§ **Records from a data source**:
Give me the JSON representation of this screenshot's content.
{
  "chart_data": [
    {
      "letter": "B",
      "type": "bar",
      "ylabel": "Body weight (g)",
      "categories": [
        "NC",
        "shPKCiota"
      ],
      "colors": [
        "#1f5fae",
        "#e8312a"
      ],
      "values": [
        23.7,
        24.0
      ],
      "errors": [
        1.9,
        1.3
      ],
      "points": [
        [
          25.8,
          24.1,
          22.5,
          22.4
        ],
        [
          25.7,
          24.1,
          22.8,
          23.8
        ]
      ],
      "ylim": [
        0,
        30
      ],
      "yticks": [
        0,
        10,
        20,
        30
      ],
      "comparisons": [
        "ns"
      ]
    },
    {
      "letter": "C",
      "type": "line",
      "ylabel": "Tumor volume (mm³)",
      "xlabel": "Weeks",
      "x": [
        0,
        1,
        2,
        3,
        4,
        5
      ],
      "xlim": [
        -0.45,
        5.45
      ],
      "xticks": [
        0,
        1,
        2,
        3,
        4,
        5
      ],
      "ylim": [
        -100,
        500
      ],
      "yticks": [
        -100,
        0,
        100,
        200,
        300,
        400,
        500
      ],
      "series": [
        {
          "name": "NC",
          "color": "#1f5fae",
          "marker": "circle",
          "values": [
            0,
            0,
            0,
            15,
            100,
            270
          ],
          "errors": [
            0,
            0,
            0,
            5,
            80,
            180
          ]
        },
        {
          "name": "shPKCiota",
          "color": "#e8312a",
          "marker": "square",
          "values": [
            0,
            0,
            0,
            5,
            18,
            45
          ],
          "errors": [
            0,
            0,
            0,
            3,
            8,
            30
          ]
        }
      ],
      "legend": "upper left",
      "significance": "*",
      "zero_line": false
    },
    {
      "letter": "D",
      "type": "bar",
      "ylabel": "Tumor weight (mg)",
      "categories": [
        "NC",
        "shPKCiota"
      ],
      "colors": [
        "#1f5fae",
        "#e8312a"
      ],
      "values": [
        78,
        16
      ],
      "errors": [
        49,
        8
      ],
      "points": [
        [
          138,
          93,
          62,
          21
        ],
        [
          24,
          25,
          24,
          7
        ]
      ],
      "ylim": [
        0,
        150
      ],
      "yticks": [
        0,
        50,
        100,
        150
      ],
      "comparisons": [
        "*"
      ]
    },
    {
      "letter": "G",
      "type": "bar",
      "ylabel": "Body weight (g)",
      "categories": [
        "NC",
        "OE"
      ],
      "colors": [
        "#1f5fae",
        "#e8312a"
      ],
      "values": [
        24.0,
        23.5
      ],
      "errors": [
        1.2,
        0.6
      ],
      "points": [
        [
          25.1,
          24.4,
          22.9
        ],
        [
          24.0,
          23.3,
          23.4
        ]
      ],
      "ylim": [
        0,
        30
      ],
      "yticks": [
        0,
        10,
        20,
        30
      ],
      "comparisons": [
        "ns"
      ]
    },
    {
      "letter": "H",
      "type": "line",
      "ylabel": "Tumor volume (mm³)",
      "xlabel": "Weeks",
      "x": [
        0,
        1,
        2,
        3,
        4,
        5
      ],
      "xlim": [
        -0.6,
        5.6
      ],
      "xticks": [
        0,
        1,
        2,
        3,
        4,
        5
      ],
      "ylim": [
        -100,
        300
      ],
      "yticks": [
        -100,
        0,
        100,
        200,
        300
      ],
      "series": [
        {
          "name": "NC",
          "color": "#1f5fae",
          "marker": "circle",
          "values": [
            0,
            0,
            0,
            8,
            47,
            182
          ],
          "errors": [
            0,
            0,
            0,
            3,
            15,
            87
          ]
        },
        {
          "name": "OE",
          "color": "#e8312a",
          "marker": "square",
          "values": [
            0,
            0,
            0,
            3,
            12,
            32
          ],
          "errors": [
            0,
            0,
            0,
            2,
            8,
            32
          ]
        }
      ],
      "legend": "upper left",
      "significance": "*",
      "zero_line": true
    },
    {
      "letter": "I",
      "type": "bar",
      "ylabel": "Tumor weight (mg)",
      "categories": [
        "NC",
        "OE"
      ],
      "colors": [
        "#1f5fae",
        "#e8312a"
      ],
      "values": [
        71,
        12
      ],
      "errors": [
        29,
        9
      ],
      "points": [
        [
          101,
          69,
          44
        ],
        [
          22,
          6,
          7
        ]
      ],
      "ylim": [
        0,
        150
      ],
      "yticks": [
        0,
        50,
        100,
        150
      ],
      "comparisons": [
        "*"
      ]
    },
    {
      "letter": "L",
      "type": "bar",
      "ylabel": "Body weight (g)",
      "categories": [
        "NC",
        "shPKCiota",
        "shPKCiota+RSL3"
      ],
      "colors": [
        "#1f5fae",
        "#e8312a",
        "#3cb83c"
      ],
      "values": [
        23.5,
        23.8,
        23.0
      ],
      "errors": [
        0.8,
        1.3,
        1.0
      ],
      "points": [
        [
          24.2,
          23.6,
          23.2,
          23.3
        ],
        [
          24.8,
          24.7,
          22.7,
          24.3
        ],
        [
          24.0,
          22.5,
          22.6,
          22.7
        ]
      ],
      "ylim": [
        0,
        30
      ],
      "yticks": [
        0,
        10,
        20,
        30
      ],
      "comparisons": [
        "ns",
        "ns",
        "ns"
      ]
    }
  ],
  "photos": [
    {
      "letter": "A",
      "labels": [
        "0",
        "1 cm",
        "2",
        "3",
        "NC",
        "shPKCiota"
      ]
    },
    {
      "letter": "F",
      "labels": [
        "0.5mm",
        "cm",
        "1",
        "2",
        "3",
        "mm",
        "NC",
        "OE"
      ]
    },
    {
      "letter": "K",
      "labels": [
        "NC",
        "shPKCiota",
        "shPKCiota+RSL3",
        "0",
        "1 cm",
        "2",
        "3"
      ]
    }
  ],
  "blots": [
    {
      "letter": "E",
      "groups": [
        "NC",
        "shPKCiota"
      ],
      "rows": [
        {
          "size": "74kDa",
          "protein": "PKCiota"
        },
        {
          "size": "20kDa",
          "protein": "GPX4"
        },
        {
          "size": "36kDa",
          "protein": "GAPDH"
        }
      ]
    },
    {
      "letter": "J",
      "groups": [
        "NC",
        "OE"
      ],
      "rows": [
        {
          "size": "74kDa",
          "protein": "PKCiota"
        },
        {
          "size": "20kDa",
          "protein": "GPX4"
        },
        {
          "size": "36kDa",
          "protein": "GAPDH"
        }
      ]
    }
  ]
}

§ **What you are asked to do**: Transcribe the entries above, every line exactly as it reads.

§ **Task result**:
Give me the JSON representation of this screenshot's content.
{
  "chart_data": [
    {
      "letter": "B",
      "type": "bar",
      "ylabel": "Body weight (g)",
      "categories": [
        "NC",
        "shPKCiota"
      ],
      "colors": [
        "#1f5fae",
        "#e8312a"
      ],
      "values": [
        23.7,
        24.0
      ],
      "errors": [
        1.9,
        1.3
      ],
      "points": [
        [
          25.8,
          24.1,
          22.5,
          22.4
        ],
        [
          25.7,
          24.1,
          22.8,
          23.8
        ]
      ],
      "ylim": [
        0,
        30
      ],
      "yticks": [
        0,
        10,
        20,
        30
      ],
      "comparisons": [
        "ns"
      ]
    },
    {
      "letter": "C",
      "type": "line",
      "ylabel": "Tumor volume (mm³)",
      "xlabel": "Weeks",
      "x": [
        0,
        1,
        2,
        3,
        4,
        5
      ],
      "xlim": [
        -0.45,
        5.45
      ],
      "xticks": [
        0,
        1,
        2,
        3,
        4,
        5
      ],
      "ylim": [
        -100,
        500
      ],
      "yticks": [
        -100,
        0,
        100,
        200,
        300,
        400,
        500
      ],
      "series": [
        {
          "name": "NC",
          "color": "#1f5fae",
          "marker": "circle",
          "values": [
            0,
            0,
            0,
            15,
            100,
            270
          ],
          "errors": [
            0,
            0,
            0,
            5,
            80,
            180
          ]
        },
        {
          "name": "shPKCiota",
          "color": "#e8312a",
          "marker": "square",
          "values": [
            0,
            0,
            0,
            5,
            18,
            45
          ],
          "errors": [
            0,
            0,
            0,
            3,
            8,
            30
          ]
        }
      ],
      "legend": "upper left",
      "significance": "*",
      "zero_line": false
    },
    {
      "letter": "D",
      "type": "bar",
      "ylabel": "Tumor weight (mg)",
      "categories": [
        "NC",
        "shPKCiota"
      ],
      "colors": [
        "#1f5fae",
        "#e8312a"
      ],
      "values": [
        78,
        16
      ],
      "errors": [
        49,
        8
      ],
      "points": [
        [
          138,
          93,
          62,
          21
        ],
        [
          24,
          25,
          24,
          7
        ]
      ],
      "ylim": [
        0,
        150
      ],
      "yticks": [
        0,
        50,
        100,
        150
      ],
      "comparisons": [
        "*"
      ]
    },
    {
      "letter": "G",
      "type": "bar",
      "ylabel": "Body weight (g)",
      "categories": [
        "NC",
        "OE"
      ],
      "colors": [
        "#1f5fae",
        "#e8312a"
      ],
      "values": [
        24.0,
        23.5
      ],
      "errors": [
        1.2,
        0.6
      ],
      "points": [
        [
          25.1,
          24.4,
          22.9
        ],
        [
          24.0,
          23.3,
          23.4
        ]
      ],
      "ylim": [
        0,
        30
      ],
      "yticks": [
        0,
        10,
        20,
        30
      ],
      "comparisons": [
        "ns"
      ]
    },
    {
      "letter": "H",
      "type": "line",
      "ylabel": "Tumor volume (mm³)",
      "xlabel": "Weeks",
      "x": [
        0,
        1,
        2,
        3,
        4,
        5
      ],
      "xlim": [
        -0.6,
        5.6
      ],
      "xticks": [
        0,
        1,
        2,
        3,
        4,
        5
      ],
      "ylim": [
        -100,
        300
      ],
      "yticks": [
        -100,
        0,
        100,
        200,
        300
      ],
      "series": [
        {
          "name": "NC",
          "color": "#1f5fae",
          "marker": "circle",
          "values": [
            0,
            0,
            0,
            8,
            47,
            182
          ],
          "errors": [
            0,
            0,
            0,
            3,
            15,
            87
          ]
        },
        {
          "name": "OE",
          "color": "#e8312a",
          "marker": "square",
          "values": [
            0,
            0,
            0,
            3,
            12,
            32
          ],
          "errors": [
            0,
            0,
            0,
            2,
            8,
            32
          ]
        }
      ],
      "legend": "upper left",
      "significance": "*",
      "zero_line": true
    },
    {
      "letter": "I",
      "type": "bar",
      "ylabel": "Tumor weight (mg)",
      "categories": [
        "NC",
        "OE"
      ],
      "colors": [
        "#1f5fae",
        "#e8312a"
      ],
      "values": [
        71,
        12
      ],
      "errors": [
        29,
        9
      ],
      "points": [
        [
          101,
          69,
          44
        ],
        [
          22,
          6,
          7
        ]
      ],
      "ylim": [
        0,
        150
      ],
      "yticks": [
        0,
        50,
        100,
        150
      ],
      "comparisons": [
        "*"
      ]
    },
    {
      "letter": "L",
      "type": "bar",
      "ylabel": "Body weight (g)",
      "categories": [
        "NC",
        "shPKCiota",
        "shPKCiota+RSL3"
      ],
      "colors": [
        "#1f5fae",
        "#e8312a",
        "#3cb83c"
      ],
      "values": [
        23.5,
        23.8,
        23.0
      ],
      "errors": [
        0.8,
        1.3,
        1.0
      ],
      "points": [
        [
          24.2,
          23.6,
          23.2,
          23.3
        ],
        [
          24.8,
          24.7,
          22.7,
          24.3
        ],
        [
          24.0,
          22.5,
          22.6,
          22.7
        ]
      ],
      "ylim": [
        0,
        30
      ],
      "yticks": [
        0,
        10,
        20,
        30
      ],
      "comparisons": [
        "ns",
        "ns",
        "ns"
      ]
    }
  ],
  "photos": [
    {
      "letter": "A",
      "labels": [
        "0",
        "1 cm",
        "2",
        "3",
        "NC",
        "shPKCiota"
      ]
    },
    {
      "letter": "F",
      "labels": [
        "0.5mm",
        "cm",
        "1",
        "2",
        "3",
        "mm",
        "NC",
        "OE"
      ]
    },
    {
      "letter": "K",
      "labels": [
        "NC",
        "shPKCiota",
        "shPKCiota+RSL3",
        "0",
        "1 cm",
        "2",
        "3"
      ]
    }
  ],
  "blots": [
    {
      "letter": "E",
      "groups": [
        "NC",
        "shPKCiota"
      ],
      "rows": [
        {
          "size": "74kDa",
          "protein": "PKCiota"
        },
        {
          "size": "20kDa",
          "protein": "GPX4"
        },
        {
          "size": "36kDa",
          "protein": "GAPDH"
        }
      ]
    },
    {
      "letter": "J",
      "groups": [
        "NC",
        "OE"
      ],
      "rows": [
        {
          "size": "74kDa",
          "protein": "PKCiota"
        },
        {
          "size": "20kDa",
          "protein": "GPX4"
        },
        {
          "size": "36kDa",
          "protein": "GAPDH"
        }
      ]
    }
  ]
}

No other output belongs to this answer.